## Given problem
Set out every line bearing the string "only".

## Data supplied
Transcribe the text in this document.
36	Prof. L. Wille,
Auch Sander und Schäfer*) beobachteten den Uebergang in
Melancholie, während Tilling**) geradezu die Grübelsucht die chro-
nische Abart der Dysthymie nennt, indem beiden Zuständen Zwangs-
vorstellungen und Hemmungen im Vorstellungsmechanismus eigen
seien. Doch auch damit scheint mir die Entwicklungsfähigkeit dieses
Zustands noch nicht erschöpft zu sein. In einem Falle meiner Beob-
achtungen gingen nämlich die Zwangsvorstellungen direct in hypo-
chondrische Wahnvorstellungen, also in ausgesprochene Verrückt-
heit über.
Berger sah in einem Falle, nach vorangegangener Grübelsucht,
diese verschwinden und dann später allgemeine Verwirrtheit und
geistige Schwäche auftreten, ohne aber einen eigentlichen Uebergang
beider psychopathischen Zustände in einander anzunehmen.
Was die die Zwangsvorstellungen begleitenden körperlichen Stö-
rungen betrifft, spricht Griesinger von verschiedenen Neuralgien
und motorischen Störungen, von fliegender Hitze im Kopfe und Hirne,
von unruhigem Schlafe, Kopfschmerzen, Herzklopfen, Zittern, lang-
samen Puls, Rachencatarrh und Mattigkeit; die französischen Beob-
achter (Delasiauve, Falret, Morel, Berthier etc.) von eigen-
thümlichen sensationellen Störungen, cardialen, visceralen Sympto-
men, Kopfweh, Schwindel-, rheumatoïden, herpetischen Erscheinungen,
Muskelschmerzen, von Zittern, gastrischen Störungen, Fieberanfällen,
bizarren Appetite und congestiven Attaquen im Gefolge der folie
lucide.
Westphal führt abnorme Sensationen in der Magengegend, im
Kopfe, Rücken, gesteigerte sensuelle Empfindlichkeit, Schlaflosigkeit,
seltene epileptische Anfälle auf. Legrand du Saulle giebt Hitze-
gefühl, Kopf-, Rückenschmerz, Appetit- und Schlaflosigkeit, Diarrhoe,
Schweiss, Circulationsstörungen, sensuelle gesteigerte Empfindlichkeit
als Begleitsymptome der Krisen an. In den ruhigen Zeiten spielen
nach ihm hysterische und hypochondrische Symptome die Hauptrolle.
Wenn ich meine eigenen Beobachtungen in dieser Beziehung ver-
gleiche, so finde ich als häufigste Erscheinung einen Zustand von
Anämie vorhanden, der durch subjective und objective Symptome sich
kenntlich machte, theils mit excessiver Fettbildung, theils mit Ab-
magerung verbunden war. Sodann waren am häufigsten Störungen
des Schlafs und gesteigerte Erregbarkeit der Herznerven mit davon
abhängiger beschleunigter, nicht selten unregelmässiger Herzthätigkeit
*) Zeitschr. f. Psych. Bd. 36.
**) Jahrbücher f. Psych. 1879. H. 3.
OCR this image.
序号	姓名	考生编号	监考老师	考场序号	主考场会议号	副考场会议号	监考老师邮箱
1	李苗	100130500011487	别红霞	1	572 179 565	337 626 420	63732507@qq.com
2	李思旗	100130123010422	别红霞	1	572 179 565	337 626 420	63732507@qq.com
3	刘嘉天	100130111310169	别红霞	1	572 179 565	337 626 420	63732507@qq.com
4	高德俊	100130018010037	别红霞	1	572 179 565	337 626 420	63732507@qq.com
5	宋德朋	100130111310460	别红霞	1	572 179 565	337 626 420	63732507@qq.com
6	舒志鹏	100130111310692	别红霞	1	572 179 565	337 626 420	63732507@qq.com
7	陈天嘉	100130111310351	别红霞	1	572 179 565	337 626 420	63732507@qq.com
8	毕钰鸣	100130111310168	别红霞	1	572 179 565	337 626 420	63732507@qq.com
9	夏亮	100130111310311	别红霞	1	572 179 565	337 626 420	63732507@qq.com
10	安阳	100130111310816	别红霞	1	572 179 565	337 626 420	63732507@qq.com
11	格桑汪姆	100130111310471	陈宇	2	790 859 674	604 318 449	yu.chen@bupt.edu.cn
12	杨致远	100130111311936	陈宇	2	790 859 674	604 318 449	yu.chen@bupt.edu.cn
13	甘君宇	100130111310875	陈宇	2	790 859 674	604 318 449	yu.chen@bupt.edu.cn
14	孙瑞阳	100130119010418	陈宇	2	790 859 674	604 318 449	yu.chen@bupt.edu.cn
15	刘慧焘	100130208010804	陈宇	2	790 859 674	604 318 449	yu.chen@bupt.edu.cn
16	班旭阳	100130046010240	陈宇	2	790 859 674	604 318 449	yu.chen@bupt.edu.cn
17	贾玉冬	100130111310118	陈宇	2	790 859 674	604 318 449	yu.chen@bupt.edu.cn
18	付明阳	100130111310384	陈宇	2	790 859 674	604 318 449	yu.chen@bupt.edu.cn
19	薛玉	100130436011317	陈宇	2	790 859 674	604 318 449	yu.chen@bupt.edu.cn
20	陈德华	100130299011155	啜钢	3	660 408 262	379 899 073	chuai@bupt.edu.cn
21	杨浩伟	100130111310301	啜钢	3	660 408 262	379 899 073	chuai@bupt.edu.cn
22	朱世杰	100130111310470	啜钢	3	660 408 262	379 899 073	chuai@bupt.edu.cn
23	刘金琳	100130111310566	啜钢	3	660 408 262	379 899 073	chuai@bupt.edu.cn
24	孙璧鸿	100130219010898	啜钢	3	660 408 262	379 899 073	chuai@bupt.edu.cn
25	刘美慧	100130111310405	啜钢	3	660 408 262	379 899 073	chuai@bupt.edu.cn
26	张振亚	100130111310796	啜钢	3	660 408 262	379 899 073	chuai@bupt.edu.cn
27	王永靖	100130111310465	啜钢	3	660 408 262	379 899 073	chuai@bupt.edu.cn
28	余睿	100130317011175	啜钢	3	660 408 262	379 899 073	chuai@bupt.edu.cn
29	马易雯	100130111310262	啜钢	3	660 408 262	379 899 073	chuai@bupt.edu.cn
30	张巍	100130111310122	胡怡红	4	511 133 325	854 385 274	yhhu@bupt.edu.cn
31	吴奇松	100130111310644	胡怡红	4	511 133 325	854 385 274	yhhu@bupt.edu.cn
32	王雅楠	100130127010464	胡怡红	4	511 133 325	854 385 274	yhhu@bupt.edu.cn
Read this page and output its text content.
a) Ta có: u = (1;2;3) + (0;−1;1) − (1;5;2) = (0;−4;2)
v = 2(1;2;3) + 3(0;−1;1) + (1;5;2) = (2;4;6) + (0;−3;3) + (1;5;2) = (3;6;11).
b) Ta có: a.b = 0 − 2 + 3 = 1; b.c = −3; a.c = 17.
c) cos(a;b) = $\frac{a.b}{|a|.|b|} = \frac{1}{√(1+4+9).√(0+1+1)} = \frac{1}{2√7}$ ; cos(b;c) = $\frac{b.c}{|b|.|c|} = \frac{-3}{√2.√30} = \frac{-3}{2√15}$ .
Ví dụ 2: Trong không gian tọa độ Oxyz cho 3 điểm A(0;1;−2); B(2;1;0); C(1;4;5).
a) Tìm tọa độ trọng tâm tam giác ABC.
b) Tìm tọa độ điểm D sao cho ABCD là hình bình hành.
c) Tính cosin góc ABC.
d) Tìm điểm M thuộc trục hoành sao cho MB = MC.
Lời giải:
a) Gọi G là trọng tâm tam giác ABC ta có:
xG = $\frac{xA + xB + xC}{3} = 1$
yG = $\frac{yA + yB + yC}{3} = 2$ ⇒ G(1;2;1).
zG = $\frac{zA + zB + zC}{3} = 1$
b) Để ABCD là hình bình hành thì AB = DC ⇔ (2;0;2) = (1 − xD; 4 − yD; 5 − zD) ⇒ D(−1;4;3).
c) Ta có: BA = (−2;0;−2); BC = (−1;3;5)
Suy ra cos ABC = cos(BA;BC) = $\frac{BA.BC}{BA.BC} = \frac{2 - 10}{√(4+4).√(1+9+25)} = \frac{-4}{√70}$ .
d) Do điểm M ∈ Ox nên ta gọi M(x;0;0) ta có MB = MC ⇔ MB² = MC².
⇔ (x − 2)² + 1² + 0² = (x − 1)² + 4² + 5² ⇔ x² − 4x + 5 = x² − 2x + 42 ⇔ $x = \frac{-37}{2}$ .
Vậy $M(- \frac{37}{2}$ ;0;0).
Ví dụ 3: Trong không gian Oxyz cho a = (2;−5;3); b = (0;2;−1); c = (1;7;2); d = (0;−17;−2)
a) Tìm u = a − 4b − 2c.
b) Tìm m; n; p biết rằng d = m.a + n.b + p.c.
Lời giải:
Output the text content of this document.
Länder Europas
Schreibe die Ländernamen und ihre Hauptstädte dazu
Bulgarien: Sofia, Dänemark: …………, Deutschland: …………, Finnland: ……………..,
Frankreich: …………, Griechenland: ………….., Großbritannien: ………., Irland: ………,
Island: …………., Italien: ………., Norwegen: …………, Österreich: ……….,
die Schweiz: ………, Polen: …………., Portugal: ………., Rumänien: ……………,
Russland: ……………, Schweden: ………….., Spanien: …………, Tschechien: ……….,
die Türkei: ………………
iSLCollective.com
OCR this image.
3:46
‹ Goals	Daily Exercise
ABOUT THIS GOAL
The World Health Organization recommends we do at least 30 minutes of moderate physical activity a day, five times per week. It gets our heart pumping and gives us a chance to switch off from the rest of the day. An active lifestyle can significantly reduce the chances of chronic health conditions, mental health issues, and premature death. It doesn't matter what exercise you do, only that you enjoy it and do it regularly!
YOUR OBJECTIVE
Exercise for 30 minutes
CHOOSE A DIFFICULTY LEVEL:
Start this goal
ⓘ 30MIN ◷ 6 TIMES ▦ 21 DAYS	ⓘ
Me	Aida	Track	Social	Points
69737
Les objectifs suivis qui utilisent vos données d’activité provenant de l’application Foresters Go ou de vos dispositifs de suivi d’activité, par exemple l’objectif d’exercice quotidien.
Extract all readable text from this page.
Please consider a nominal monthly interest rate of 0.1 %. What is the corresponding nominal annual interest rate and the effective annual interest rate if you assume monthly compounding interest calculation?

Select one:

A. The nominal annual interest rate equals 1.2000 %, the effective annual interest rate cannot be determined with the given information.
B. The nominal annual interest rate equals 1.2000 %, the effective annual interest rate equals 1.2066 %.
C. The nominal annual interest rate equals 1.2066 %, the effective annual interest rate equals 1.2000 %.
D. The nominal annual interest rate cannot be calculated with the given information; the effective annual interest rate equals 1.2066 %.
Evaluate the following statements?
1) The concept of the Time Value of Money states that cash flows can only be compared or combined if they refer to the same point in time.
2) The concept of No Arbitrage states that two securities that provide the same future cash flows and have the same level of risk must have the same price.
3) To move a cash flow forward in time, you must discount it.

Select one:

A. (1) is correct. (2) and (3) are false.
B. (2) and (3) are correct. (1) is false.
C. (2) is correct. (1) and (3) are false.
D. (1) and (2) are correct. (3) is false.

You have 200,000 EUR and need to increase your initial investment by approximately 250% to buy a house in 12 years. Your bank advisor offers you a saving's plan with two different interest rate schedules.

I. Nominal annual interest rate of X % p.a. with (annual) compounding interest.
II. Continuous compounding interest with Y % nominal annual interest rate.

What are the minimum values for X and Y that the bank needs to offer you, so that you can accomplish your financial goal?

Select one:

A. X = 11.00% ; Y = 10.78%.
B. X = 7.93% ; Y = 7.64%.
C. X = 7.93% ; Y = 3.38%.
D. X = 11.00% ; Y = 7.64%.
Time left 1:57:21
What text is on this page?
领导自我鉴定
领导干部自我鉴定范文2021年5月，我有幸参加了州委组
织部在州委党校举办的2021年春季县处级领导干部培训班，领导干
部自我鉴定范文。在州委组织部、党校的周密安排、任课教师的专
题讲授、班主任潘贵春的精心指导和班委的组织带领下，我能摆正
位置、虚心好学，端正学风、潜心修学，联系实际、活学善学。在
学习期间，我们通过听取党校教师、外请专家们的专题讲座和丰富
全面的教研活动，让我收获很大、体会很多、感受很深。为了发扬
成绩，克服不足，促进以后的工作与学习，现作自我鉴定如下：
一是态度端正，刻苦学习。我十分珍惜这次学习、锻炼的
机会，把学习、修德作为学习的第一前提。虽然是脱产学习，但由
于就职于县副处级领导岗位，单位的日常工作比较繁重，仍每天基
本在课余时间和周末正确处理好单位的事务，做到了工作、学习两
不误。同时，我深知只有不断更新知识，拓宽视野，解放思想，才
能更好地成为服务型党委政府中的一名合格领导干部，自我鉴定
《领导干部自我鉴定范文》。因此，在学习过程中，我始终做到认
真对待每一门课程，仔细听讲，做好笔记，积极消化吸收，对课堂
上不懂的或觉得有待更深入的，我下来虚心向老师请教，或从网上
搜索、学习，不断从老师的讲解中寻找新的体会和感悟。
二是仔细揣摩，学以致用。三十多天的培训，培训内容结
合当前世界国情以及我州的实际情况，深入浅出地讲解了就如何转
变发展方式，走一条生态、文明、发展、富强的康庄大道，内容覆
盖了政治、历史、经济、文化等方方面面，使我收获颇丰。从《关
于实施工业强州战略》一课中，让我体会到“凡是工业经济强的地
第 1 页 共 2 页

## Solution to this task
The World Health Organization recommends we do at least 30 minutes of moderate physical activity a day, five times per week. It gets our heart pumping and gives us a chance to switch off from the rest of the day. An active lifestyle can significantly reduce the chances of chronic health conditions, mental health issues, and premature death. It doesn't matter what exercise you do, only that you enjoy it and do it regularly!
1) The concept of the Time Value of Money states that cash flows can only be compared or combined if they refer to the same point in time.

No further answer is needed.